───── Data provided
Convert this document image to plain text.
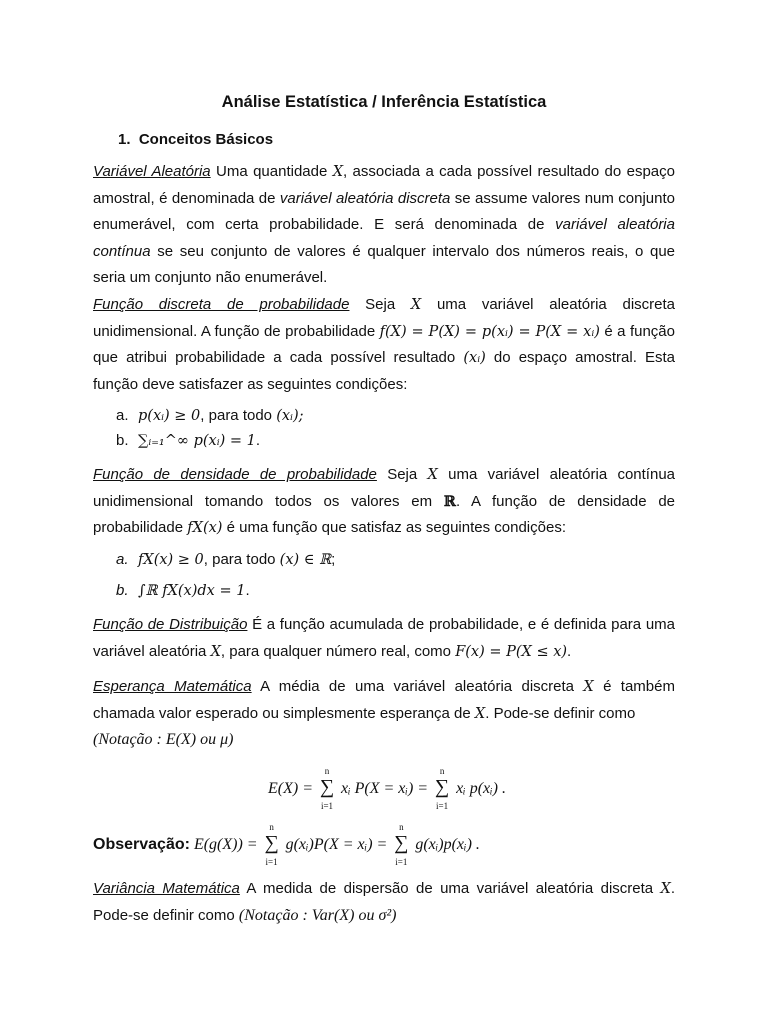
Análise Estatística / Inferência Estatística
1.  Conceitos Básicos
Variável Aleatória Uma quantidade X, associada a cada possível resultado do espaço amostral, é denominada de variável aleatória discreta se assume valores num conjunto enumerável, com certa probabilidade. E será denominada de variável aleatória contínua se seu conjunto de valores é qualquer intervalo dos números reais, o que seria um conjunto não enumerável.
Função discreta de probabilidade Seja X uma variável aleatória discreta unidimensional. A função de probabilidade f(X) = P(X) = p(xᵢ) = P(X = xᵢ) é a função que atribui probabilidade a cada possível resultado (xᵢ) do espaço amostral. Esta função deve satisfazer as seguintes condições:
a. p(xᵢ) ≥ 0, para todo (xᵢ);
b. ∑ᵢ₌₁^∞ p(xᵢ) = 1.
Função de densidade de probabilidade Seja X uma variável aleatória contínua unidimensional tomando todos os valores em ℝ. A função de densidade de probabilidade fX(x) é uma função que satisfaz as seguintes condições:
a. fX(x) ≥ 0, para todo (x) ∈ ℝ;
b. ∫ℝ fX(x)dx = 1.
Função de Distribuição É a função acumulada de probabilidade, e é definida para uma variável aleatória X, para qualquer número real, como F(x) = P(X ≤ x).
Esperança Matemática A média de uma variável aleatória discreta X é também chamada valor esperado ou simplesmente esperança de X. Pode-se definir como
(Notação : E(X) ou μ)
E(X) = ∑
n
i=1
xᵢ P(X = xᵢ) = ∑
n
i=1
xᵢ p(xᵢ) .
Observação: E(g(X)) = ∑
n
i=1
g(xᵢ)P(X = xᵢ) = ∑
n
i=1
g(xᵢ)p(xᵢ) .
Variância Matemática A medida de dispersão de uma variável aleatória discreta X. Pode-se definir como (Notação : Var(X) ou σ²)
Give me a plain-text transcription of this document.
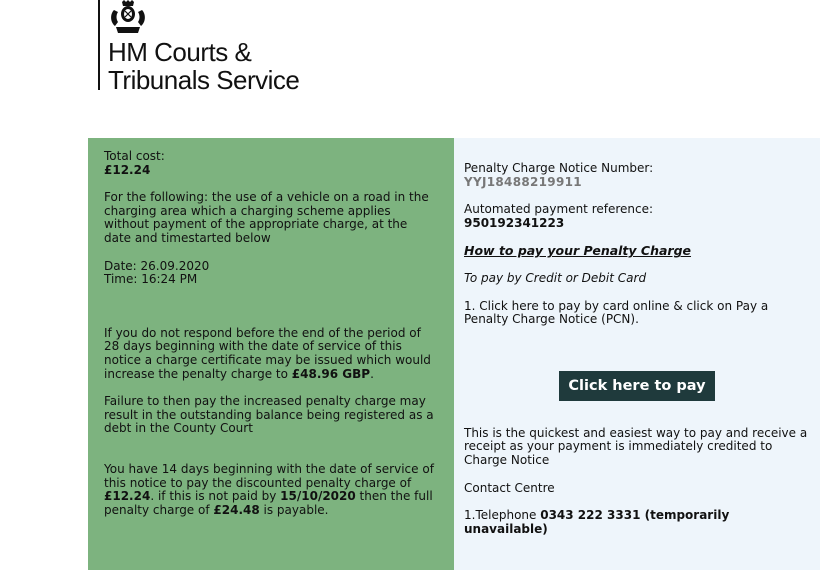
HM Courts &
Tribunals Service
Total cost:
£12.24
For the following: the use of a vehicle on a road in the charging area which a charging scheme applies without payment of the appropriate charge, at the date and timestarted below
Date: 26.09.2020
Time: 16:24 PM
If you do not respond before the end of the period of 28 days beginning with the date of service of this notice a charge certificate may be issued which would increase the penalty charge to £48.96 GBP.
Failure to then pay the increased penalty charge may result in the outstanding balance being registered as a debt in the County Court
You have 14 days beginning with the date of service of this notice to pay the discounted penalty charge of £12.24. if this is not paid by 15/10/2020 then the full penalty charge of £24.48 is payable.
Penalty Charge Notice Number:
YYJ18488219911
Automated payment reference:
950192341223
How to pay your Penalty Charge
To pay by Credit or Debit Card
1. Click here to pay by card online & click on Pay a Penalty Charge Notice (PCN).
Click here to pay
This is the quickest and easiest way to pay and receive a receipt as your payment is immediately credited to Charge Notice
Contact Centre
1.Telephone 0343 222 3331 (temporarily unavailable)
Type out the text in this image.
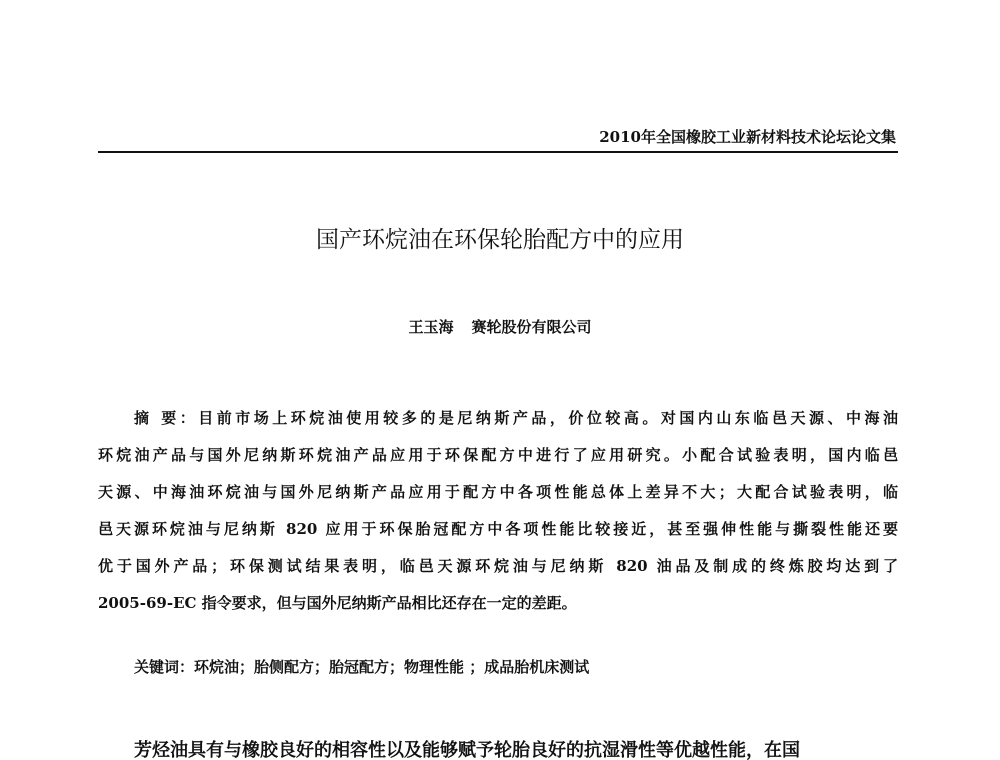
2010年全国橡胶工业新材料技术论坛论文集
国产环烷油在环保轮胎配方中的应用
王玉海 赛轮股份有限公司
摘 要：目前市场上环烷油使用较多的是尼纳斯产品，价位较高。对国内山东临邑天源、中海油
环烷油产品与国外尼纳斯环烷油产品应用于环保配方中进行了应用研究。小配合试验表明，国内临邑
天源、中海油环烷油与国外尼纳斯产品应用于配方中各项性能总体上差异不大；大配合试验表明，临
邑天源环烷油与尼纳斯 820 应用于环保胎冠配方中各项性能比较接近，甚至强伸性能与撕裂性能还要
优于国外产品；环保测试结果表明，临邑天源环烷油与尼纳斯 820 油品及制成的终炼胶均达到了
2005-69-EC 指令要求，但与国外尼纳斯产品相比还存在一定的差距。
关键词：环烷油；胎侧配方；胎冠配方；物理性能 ；成品胎机床测试
芳烃油具有与橡胶良好的相容性以及能够赋予轮胎良好的抗湿滑性等优越性能，在国
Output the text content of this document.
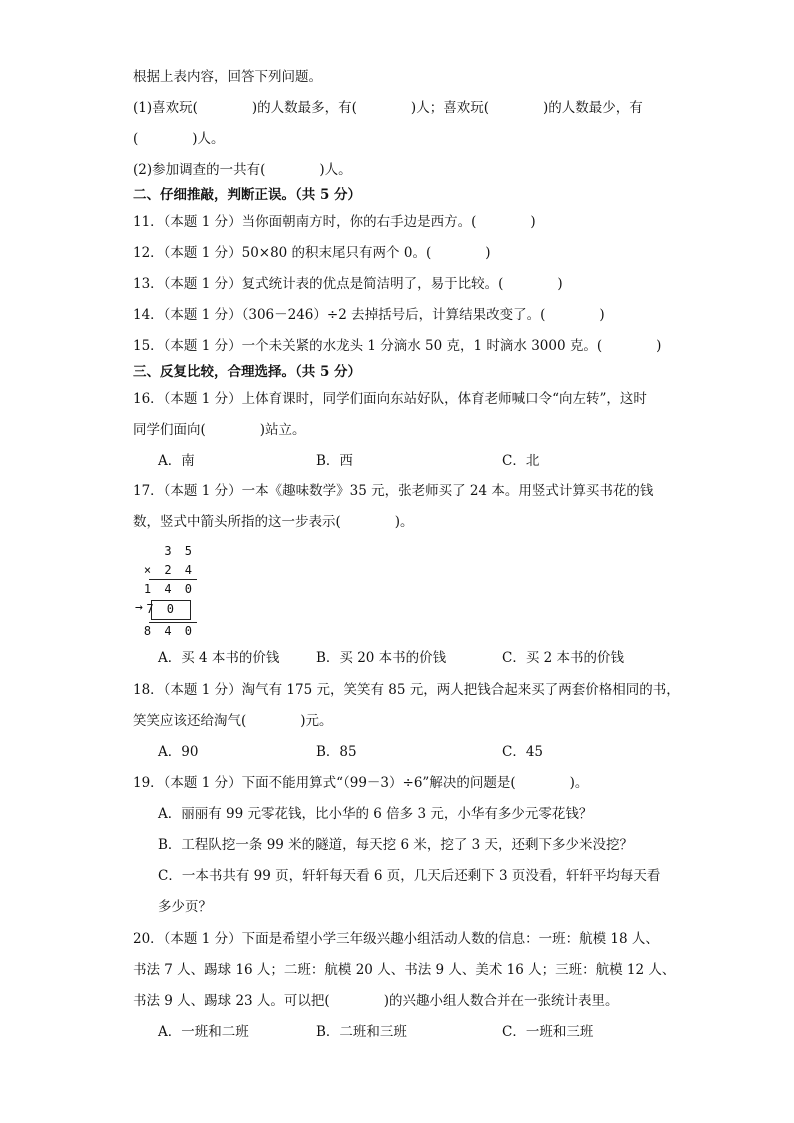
根据上表内容，回答下列问题。
(1)喜欢玩(　　　　)的人数最多，有(　　　　)人；喜欢玩(　　　　)的人数最少，有
(　　　　)人。
(2)参加调查的一共有(　　　　)人。
二、仔细推敲，判断正误。（共 5 分）
11．（本题 1 分）当你面朝南方时，你的右手边是西方。(　　　　)
12．（本题 1 分）50×80 的积末尾只有两个 0。(　　　　)
13．（本题 1 分）复式统计表的优点是简洁明了，易于比较。(　　　　)
14．（本题 1 分）（306－246）÷2 去掉括号后，计算结果改变了。(　　　　)
15．（本题 1 分）一个未关紧的水龙头 1 分滴水 50 克，1 时滴水 3000 克。(　　　　)
三、反复比较，合理选择。（共 5 分）
16．（本题 1 分）上体育课时，同学们面向东站好队，体育老师喊口令“向左转”，这时
同学们面向(　　　　)站立。
A．南	B．西	C．北
17．（本题 1 分）一本《趣味数学》35 元，张老师买了 24 本。用竖式计算买书花的钱
数，竖式中箭头所指的这一步表示(　　　　)。
3 5
× 2 4
1 4 0
→ 7 0
8 4 0
A．买 4 本书的价钱	B．买 20 本书的价钱	C．买 2 本书的价钱
18．（本题 1 分）淘气有 175 元，笑笑有 85 元，两人把钱合起来买了两套价格相同的书，
笑笑应该还给淘气(　　　　)元。
A．90	B．85	C．45
19．（本题 1 分）下面不能用算式“（99－3）÷6”解决的问题是(　　　　)。
A．丽丽有 99 元零花钱，比小华的 6 倍多 3 元，小华有多少元零花钱？
B．工程队挖一条 99 米的隧道，每天挖 6 米，挖了 3 天，还剩下多少米没挖？
C．一本书共有 99 页，轩轩每天看 6 页，几天后还剩下 3 页没看，轩轩平均每天看
多少页？
20．（本题 1 分）下面是希望小学三年级兴趣小组活动人数的信息：一班：航模 18 人、
书法 7 人、踢球 16 人；二班：航模 20 人、书法 9 人、美术 16 人；三班：航模 12 人、
书法 9 人、踢球 23 人。可以把(　　　　)的兴趣小组人数合并在一张统计表里。
A．一班和二班	B．二班和三班	C．一班和三班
──────────
== Requirement ==
Set down nothing but the lines from the one containing "Type out the text in this image." to the final line above, both included, with every picture left out.

== Exercise response ==
Type out the text in this image.
2010年全国橡胶工业新材料技术论坛论文集
国产环烷油在环保轮胎配方中的应用
王玉海 赛轮股份有限公司
摘 要：目前市场上环烷油使用较多的是尼纳斯产品，价位较高。对国内山东临邑天源、中海油
环烷油产品与国外尼纳斯环烷油产品应用于环保配方中进行了应用研究。小配合试验表明，国内临邑
天源、中海油环烷油与国外尼纳斯产品应用于配方中各项性能总体上差异不大；大配合试验表明，临
邑天源环烷油与尼纳斯 820 应用于环保胎冠配方中各项性能比较接近，甚至强伸性能与撕裂性能还要
优于国外产品；环保测试结果表明，临邑天源环烷油与尼纳斯 820 油品及制成的终炼胶均达到了
2005-69-EC 指令要求，但与国外尼纳斯产品相比还存在一定的差距。
关键词：环烷油；胎侧配方；胎冠配方；物理性能 ；成品胎机床测试
芳烃油具有与橡胶良好的相容性以及能够赋予轮胎良好的抗湿滑性等优越性能，在国
Output the text content of this document.
根据上表内容，回答下列问题。
(1)喜欢玩(　　　　)的人数最多，有(　　　　)人；喜欢玩(　　　　)的人数最少，有
(　　　　)人。
(2)参加调查的一共有(　　　　)人。
二、仔细推敲，判断正误。（共 5 分）
11．（本题 1 分）当你面朝南方时，你的右手边是西方。(　　　　)
12．（本题 1 分）50×80 的积末尾只有两个 0。(　　　　)
13．（本题 1 分）复式统计表的优点是简洁明了，易于比较。(　　　　)
14．（本题 1 分）（306－246）÷2 去掉括号后，计算结果改变了。(　　　　)
15．（本题 1 分）一个未关紧的水龙头 1 分滴水 50 克，1 时滴水 3000 克。(　　　　)
三、反复比较，合理选择。（共 5 分）
16．（本题 1 分）上体育课时，同学们面向东站好队，体育老师喊口令“向左转”，这时
同学们面向(　　　　)站立。
A．南	B．西	C．北
17．（本题 1 分）一本《趣味数学》35 元，张老师买了 24 本。用竖式计算买书花的钱
数，竖式中箭头所指的这一步表示(　　　　)。
3 5
× 2 4
1 4 0
→ 7 0
8 4 0
A．买 4 本书的价钱	B．买 20 本书的价钱	C．买 2 本书的价钱
18．（本题 1 分）淘气有 175 元，笑笑有 85 元，两人把钱合起来买了两套价格相同的书，
笑笑应该还给淘气(　　　　)元。
A．90	B．85	C．45
19．（本题 1 分）下面不能用算式“（99－3）÷6”解决的问题是(　　　　)。
A．丽丽有 99 元零花钱，比小华的 6 倍多 3 元，小华有多少元零花钱？
B．工程队挖一条 99 米的隧道，每天挖 6 米，挖了 3 天，还剩下多少米没挖？
C．一本书共有 99 页，轩轩每天看 6 页，几天后还剩下 3 页没看，轩轩平均每天看
多少页？
20．（本题 1 分）下面是希望小学三年级兴趣小组活动人数的信息：一班：航模 18 人、
书法 7 人、踢球 16 人；二班：航模 20 人、书法 9 人、美术 16 人；三班：航模 12 人、
书法 9 人、踢球 23 人。可以把(　　　　)的兴趣小组人数合并在一张统计表里。
A．一班和二班	B．二班和三班	C．一班和三班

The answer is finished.